• **What you have to do**: List each line of the data that holds the string "blocks", please.

• **Given records**:
- - -

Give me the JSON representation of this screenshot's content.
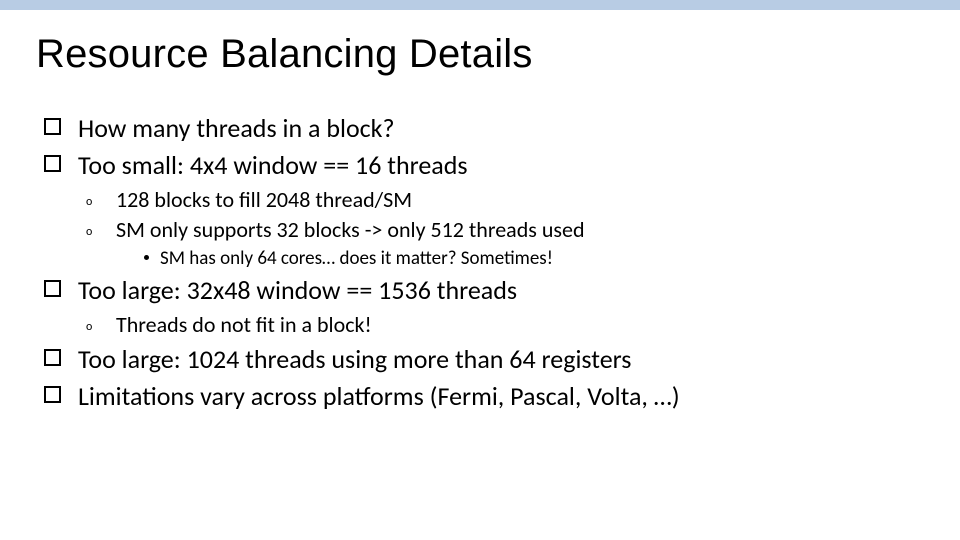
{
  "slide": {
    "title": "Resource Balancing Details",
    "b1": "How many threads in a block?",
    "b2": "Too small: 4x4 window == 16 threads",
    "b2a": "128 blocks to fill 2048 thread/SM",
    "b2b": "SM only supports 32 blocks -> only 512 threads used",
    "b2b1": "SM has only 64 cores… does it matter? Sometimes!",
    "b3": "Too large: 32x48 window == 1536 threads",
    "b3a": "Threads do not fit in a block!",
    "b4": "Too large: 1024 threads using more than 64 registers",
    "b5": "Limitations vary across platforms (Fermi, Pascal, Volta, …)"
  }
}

- - -

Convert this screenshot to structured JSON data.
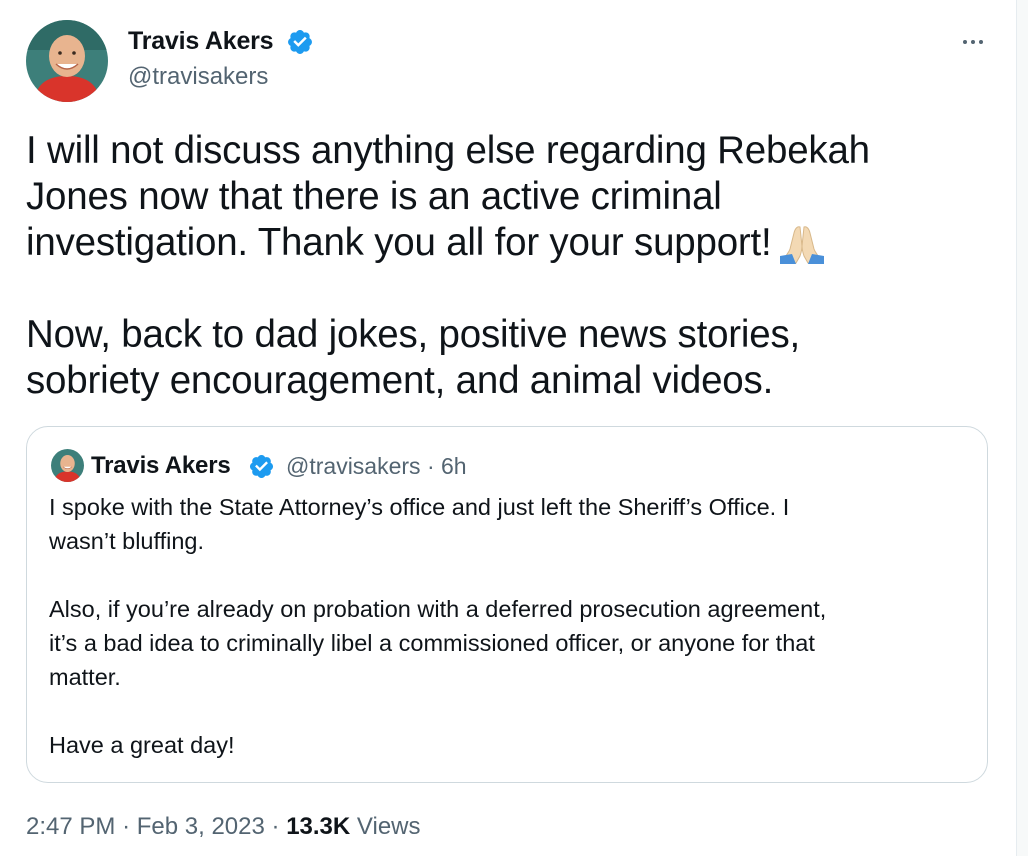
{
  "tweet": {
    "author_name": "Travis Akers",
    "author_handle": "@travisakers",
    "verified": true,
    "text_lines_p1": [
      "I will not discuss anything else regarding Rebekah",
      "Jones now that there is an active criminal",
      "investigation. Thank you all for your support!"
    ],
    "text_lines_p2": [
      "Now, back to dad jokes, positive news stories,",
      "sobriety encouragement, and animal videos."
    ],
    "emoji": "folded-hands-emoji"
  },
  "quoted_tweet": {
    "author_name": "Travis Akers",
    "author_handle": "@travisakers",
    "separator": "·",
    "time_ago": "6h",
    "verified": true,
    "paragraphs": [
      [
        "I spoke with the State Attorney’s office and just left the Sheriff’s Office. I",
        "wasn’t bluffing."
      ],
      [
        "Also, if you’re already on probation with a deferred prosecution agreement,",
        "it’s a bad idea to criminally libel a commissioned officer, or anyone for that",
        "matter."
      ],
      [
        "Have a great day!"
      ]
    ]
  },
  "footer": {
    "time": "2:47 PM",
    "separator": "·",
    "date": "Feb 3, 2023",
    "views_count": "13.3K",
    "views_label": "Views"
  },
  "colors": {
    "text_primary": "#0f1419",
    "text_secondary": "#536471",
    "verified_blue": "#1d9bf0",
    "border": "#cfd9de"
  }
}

- - -

• **Answer to the problem**:
    "b2a": "128 blocks to fill 2048 thread/SM",
    "b2b": "SM only supports 32 blocks -> only 512 threads used",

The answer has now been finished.